Excerpts from a figure dataset

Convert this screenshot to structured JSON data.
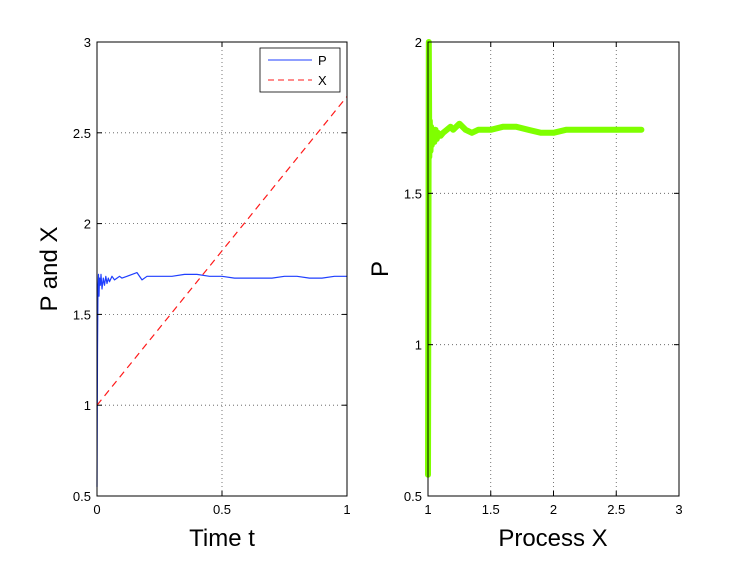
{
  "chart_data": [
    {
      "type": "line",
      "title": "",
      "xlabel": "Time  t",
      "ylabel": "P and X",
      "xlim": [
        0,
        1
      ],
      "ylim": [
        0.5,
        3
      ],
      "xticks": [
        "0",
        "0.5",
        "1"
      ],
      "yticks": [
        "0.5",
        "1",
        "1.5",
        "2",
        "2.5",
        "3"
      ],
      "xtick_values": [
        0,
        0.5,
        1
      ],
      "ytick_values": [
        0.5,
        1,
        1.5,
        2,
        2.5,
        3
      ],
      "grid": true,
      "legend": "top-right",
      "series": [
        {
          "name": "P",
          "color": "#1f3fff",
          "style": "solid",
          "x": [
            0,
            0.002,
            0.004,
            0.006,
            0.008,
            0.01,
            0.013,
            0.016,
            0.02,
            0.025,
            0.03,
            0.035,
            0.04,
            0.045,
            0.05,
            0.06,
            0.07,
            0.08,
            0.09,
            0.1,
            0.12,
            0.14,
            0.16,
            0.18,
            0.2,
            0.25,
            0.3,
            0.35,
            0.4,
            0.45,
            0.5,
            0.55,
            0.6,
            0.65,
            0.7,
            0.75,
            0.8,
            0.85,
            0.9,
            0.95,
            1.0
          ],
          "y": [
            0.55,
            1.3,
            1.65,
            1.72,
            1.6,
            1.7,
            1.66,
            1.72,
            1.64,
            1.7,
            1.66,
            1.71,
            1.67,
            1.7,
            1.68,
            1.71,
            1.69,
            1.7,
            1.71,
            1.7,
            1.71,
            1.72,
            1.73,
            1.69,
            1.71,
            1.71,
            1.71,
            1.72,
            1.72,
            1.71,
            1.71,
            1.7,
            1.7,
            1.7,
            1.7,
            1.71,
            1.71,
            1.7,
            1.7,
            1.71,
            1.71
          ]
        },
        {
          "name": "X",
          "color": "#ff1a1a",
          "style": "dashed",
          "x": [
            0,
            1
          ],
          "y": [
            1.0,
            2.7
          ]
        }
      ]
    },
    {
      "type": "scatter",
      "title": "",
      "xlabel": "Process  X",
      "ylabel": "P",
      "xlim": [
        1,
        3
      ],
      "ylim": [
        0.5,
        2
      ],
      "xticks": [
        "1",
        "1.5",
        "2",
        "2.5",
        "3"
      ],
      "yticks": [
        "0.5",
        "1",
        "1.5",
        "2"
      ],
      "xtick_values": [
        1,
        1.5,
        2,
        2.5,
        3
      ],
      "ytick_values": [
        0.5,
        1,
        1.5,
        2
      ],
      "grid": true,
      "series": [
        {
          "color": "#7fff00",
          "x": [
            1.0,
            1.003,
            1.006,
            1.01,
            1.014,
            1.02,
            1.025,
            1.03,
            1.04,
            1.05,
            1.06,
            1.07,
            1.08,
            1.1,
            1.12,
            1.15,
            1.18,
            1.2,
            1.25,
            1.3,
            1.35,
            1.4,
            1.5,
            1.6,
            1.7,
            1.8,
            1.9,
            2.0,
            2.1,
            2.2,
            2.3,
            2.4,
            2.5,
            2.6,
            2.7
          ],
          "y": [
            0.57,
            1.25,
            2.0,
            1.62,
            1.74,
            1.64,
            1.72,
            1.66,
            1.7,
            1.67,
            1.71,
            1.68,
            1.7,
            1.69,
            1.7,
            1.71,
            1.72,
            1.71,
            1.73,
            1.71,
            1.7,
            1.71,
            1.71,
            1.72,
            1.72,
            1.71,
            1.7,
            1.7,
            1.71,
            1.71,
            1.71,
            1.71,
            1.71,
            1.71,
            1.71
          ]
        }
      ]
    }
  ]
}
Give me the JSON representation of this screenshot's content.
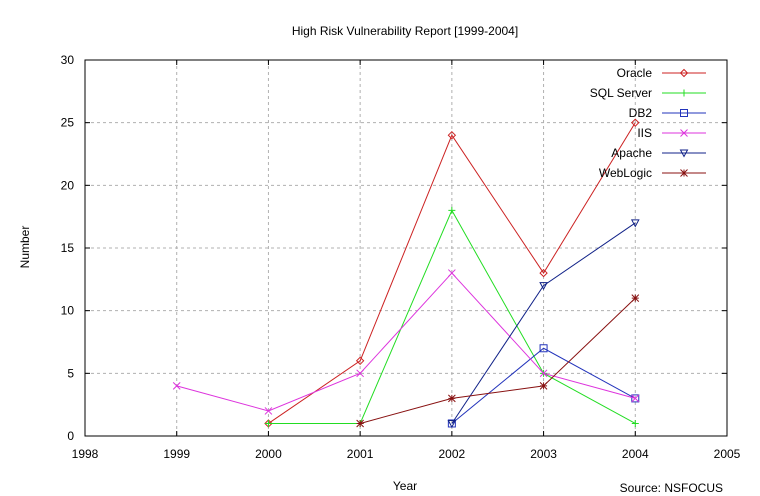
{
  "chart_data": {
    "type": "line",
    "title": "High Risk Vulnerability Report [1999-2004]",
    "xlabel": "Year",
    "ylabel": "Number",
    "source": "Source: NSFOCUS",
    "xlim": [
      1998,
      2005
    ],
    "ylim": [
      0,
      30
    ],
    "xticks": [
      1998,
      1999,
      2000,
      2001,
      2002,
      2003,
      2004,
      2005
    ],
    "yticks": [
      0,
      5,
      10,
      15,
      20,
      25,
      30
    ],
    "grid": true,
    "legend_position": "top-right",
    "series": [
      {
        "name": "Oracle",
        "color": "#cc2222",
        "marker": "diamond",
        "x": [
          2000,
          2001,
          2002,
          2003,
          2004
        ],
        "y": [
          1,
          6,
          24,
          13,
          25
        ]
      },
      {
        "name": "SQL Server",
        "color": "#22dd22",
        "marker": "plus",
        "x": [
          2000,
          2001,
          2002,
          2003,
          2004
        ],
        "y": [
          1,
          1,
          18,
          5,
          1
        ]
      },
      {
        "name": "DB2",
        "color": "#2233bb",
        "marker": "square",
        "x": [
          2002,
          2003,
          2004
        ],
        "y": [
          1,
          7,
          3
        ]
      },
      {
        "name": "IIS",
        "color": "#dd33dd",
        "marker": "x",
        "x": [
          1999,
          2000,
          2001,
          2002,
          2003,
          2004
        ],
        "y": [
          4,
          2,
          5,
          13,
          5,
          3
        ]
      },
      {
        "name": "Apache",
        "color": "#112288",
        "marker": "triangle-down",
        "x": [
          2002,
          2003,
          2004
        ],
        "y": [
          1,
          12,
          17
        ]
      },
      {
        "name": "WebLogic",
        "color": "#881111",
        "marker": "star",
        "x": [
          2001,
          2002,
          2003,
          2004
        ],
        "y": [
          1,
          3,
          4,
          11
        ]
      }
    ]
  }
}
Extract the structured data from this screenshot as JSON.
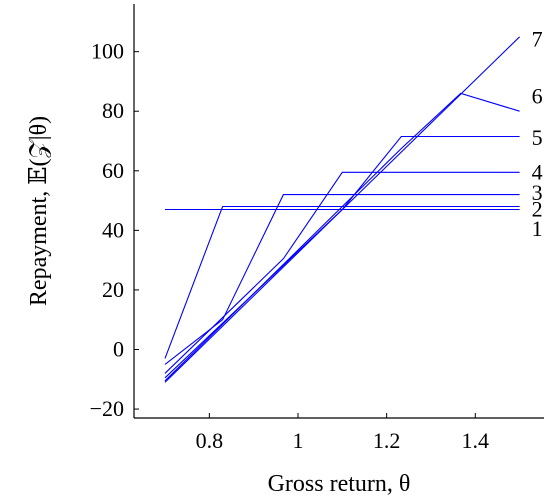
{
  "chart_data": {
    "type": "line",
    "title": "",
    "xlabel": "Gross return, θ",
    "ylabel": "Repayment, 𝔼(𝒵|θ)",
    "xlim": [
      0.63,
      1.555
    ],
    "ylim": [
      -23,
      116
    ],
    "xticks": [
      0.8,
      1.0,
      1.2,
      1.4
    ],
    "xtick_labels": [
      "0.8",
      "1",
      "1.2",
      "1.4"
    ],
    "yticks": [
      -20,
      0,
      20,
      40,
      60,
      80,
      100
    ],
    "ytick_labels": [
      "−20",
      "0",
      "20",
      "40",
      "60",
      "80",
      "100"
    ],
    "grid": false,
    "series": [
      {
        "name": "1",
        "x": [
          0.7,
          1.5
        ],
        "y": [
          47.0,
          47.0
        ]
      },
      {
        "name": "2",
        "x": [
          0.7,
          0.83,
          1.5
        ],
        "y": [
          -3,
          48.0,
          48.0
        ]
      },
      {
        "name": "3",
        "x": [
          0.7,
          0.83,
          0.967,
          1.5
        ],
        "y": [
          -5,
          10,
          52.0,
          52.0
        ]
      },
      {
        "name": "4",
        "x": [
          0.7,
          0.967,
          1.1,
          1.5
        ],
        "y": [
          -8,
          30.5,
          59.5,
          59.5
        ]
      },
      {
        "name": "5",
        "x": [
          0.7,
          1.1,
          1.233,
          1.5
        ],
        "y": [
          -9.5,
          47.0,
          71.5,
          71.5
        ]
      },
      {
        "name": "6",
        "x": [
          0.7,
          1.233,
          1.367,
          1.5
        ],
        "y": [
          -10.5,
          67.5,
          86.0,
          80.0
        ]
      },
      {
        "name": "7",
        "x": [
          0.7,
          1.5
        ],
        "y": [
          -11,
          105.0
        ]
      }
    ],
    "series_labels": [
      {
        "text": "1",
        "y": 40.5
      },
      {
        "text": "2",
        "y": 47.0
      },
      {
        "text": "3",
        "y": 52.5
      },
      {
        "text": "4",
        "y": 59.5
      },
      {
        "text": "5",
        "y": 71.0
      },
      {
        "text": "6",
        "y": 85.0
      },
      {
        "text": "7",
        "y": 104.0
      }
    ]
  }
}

__Task details__:
Reproduce the records, all of them, word for word; omit the pictures.

__Worked answer__:
Convert this screenshot to structured JSON data.
{
  "chart_data": [
    {
      "type": "line",
      "title": "",
      "xlabel": "Time  t",
      "ylabel": "P and X",
      "xlim": [
        0,
        1
      ],
      "ylim": [
        0.5,
        3
      ],
      "xticks": [
        "0",
        "0.5",
        "1"
      ],
      "yticks": [
        "0.5",
        "1",
        "1.5",
        "2",
        "2.5",
        "3"
      ],
      "xtick_values": [
        0,
        0.5,
        1
      ],
      "ytick_values": [
        0.5,
        1,
        1.5,
        2,
        2.5,
        3
      ],
      "grid": true,
      "legend": "top-right",
      "series": [
        {
          "name": "P",
          "color": "#1f3fff",
          "style": "solid",
          "x": [
            0,
            0.002,
            0.004,
            0.006,
            0.008,
            0.01,
            0.013,
            0.016,
            0.02,
            0.025,
            0.03,
            0.035,
            0.04,
            0.045,
            0.05,
            0.06,
            0.07,
            0.08,
            0.09,
            0.1,
            0.12,
            0.14,
            0.16,
            0.18,
            0.2,
            0.25,
            0.3,
            0.35,
            0.4,
            0.45,
            0.5,
            0.55,
            0.6,
            0.65,
            0.7,
            0.75,
            0.8,
            0.85,
            0.9,
            0.95,
            1.0
          ],
          "y": [
            0.55,
            1.3,
            1.65,
            1.72,
            1.6,
            1.7,
            1.66,
            1.72,
            1.64,
            1.7,
            1.66,
            1.71,
            1.67,
            1.7,
            1.68,
            1.71,
            1.69,
            1.7,
            1.71,
            1.7,
            1.71,
            1.72,
            1.73,
            1.69,
            1.71,
            1.71,
            1.71,
            1.72,
            1.72,
            1.71,
            1.71,
            1.7,
            1.7,
            1.7,
            1.7,
            1.71,
            1.71,
            1.7,
            1.7,
            1.71,
            1.71
          ]
        },
        {
          "name": "X",
          "color": "#ff1a1a",
          "style": "dashed",
          "x": [
            0,
            1
          ],
          "y": [
            1.0,
            2.7
          ]
        }
      ]
    },
    {
      "type": "scatter",
      "title": "",
      "xlabel": "Process  X",
      "ylabel": "P",
      "xlim": [
        1,
        3
      ],
      "ylim": [
        0.5,
        2
      ],
      "xticks": [
        "1",
        "1.5",
        "2",
        "2.5",
        "3"
      ],
      "yticks": [
        "0.5",
        "1",
        "1.5",
        "2"
      ],
      "xtick_values": [
        1,
        1.5,
        2,
        2.5,
        3
      ],
      "ytick_values": [
        0.5,
        1,
        1.5,
        2
      ],
      "grid": true,
      "series": [
        {
          "color": "#7fff00",
          "x": [
            1.0,
            1.003,
            1.006,
            1.01,
            1.014,
            1.02,
            1.025,
            1.03,
            1.04,
            1.05,
            1.06,
            1.07,
            1.08,
            1.1,
            1.12,
            1.15,
            1.18,
            1.2,
            1.25,
            1.3,
            1.35,
            1.4,
            1.5,
            1.6,
            1.7,
            1.8,
            1.9,
            2.0,
            2.1,
            2.2,
            2.3,
            2.4,
            2.5,
            2.6,
            2.7
          ],
          "y": [
            0.57,
            1.25,
            2.0,
            1.62,
            1.74,
            1.64,
            1.72,
            1.66,
            1.7,
            1.67,
            1.71,
            1.68,
            1.7,
            1.69,
            1.7,
            1.71,
            1.72,
            1.71,
            1.73,
            1.71,
            1.7,
            1.71,
            1.71,
            1.72,
            1.72,
            1.71,
            1.7,
            1.7,
            1.71,
            1.71,
            1.71,
            1.71,
            1.71,
            1.71,
            1.71
          ]
        }
      ]
    }
  ]
}
Give me the JSON representation of this screenshot's content.
{
  "chart_data": {
    "type": "line",
    "title": "High Risk Vulnerability Report [1999-2004]",
    "xlabel": "Year",
    "ylabel": "Number",
    "source": "Source: NSFOCUS",
    "xlim": [
      1998,
      2005
    ],
    "ylim": [
      0,
      30
    ],
    "xticks": [
      1998,
      1999,
      2000,
      2001,
      2002,
      2003,
      2004,
      2005
    ],
    "yticks": [
      0,
      5,
      10,
      15,
      20,
      25,
      30
    ],
    "grid": true,
    "legend_position": "top-right",
    "series": [
      {
        "name": "Oracle",
        "color": "#cc2222",
        "marker": "diamond",
        "x": [
          2000,
          2001,
          2002,
          2003,
          2004
        ],
        "y": [
          1,
          6,
          24,
          13,
          25
        ]
      },
      {
        "name": "SQL Server",
        "color": "#22dd22",
        "marker": "plus",
        "x": [
          2000,
          2001,
          2002,
          2003,
          2004
        ],
        "y": [
          1,
          1,
          18,
          5,
          1
        ]
      },
      {
        "name": "DB2",
        "color": "#2233bb",
        "marker": "square",
        "x": [
          2002,
          2003,
          2004
        ],
        "y": [
          1,
          7,
          3
        ]
      },
      {
        "name": "IIS",
        "color": "#dd33dd",
        "marker": "x",
        "x": [
          1999,
          2000,
          2001,
          2002,
          2003,
          2004
        ],
        "y": [
          4,
          2,
          5,
          13,
          5,
          3
        ]
      },
      {
        "name": "Apache",
        "color": "#112288",
        "marker": "triangle-down",
        "x": [
          2002,
          2003,
          2004
        ],
        "y": [
          1,
          12,
          17
        ]
      },
      {
        "name": "WebLogic",
        "color": "#881111",
        "marker": "star",
        "x": [
          2001,
          2002,
          2003,
          2004
        ],
        "y": [
          1,
          3,
          4,
          11
        ]
      }
    ]
  }
}
Extract the structured data from this screenshot as JSON.
{
  "chart_data": {
    "type": "line",
    "title": "",
    "xlabel": "Gross return, θ",
    "ylabel": "Repayment, 𝔼(𝒵|θ)",
    "xlim": [
      0.63,
      1.555
    ],
    "ylim": [
      -23,
      116
    ],
    "xticks": [
      0.8,
      1.0,
      1.2,
      1.4
    ],
    "xtick_labels": [
      "0.8",
      "1",
      "1.2",
      "1.4"
    ],
    "yticks": [
      -20,
      0,
      20,
      40,
      60,
      80,
      100
    ],
    "ytick_labels": [
      "−20",
      "0",
      "20",
      "40",
      "60",
      "80",
      "100"
    ],
    "grid": false,
    "series": [
      {
        "name": "1",
        "x": [
          0.7,
          1.5
        ],
        "y": [
          47.0,
          47.0
        ]
      },
      {
        "name": "2",
        "x": [
          0.7,
          0.83,
          1.5
        ],
        "y": [
          -3,
          48.0,
          48.0
        ]
      },
      {
        "name": "3",
        "x": [
          0.7,
          0.83,
          0.967,
          1.5
        ],
        "y": [
          -5,
          10,
          52.0,
          52.0
        ]
      },
      {
        "name": "4",
        "x": [
          0.7,
          0.967,
          1.1,
          1.5
        ],
        "y": [
          -8,
          30.5,
          59.5,
          59.5
        ]
      },
      {
        "name": "5",
        "x": [
          0.7,
          1.1,
          1.233,
          1.5
        ],
        "y": [
          -9.5,
          47.0,
          71.5,
          71.5
        ]
      },
      {
        "name": "6",
        "x": [
          0.7,
          1.233,
          1.367,
          1.5
        ],
        "y": [
          -10.5,
          67.5,
          86.0,
          80.0
        ]
      },
      {
        "name": "7",
        "x": [
          0.7,
          1.5
        ],
        "y": [
          -11,
          105.0
        ]
      }
    ],
    "series_labels": [
      {
        "text": "1",
        "y": 40.5
      },
      {
        "text": "2",
        "y": 47.0
      },
      {
        "text": "3",
        "y": 52.5
      },
      {
        "text": "4",
        "y": 59.5
      },
      {
        "text": "5",
        "y": 71.0
      },
      {
        "text": "6",
        "y": 85.0
      },
      {
        "text": "7",
        "y": 104.0
      }
    ]
  }
}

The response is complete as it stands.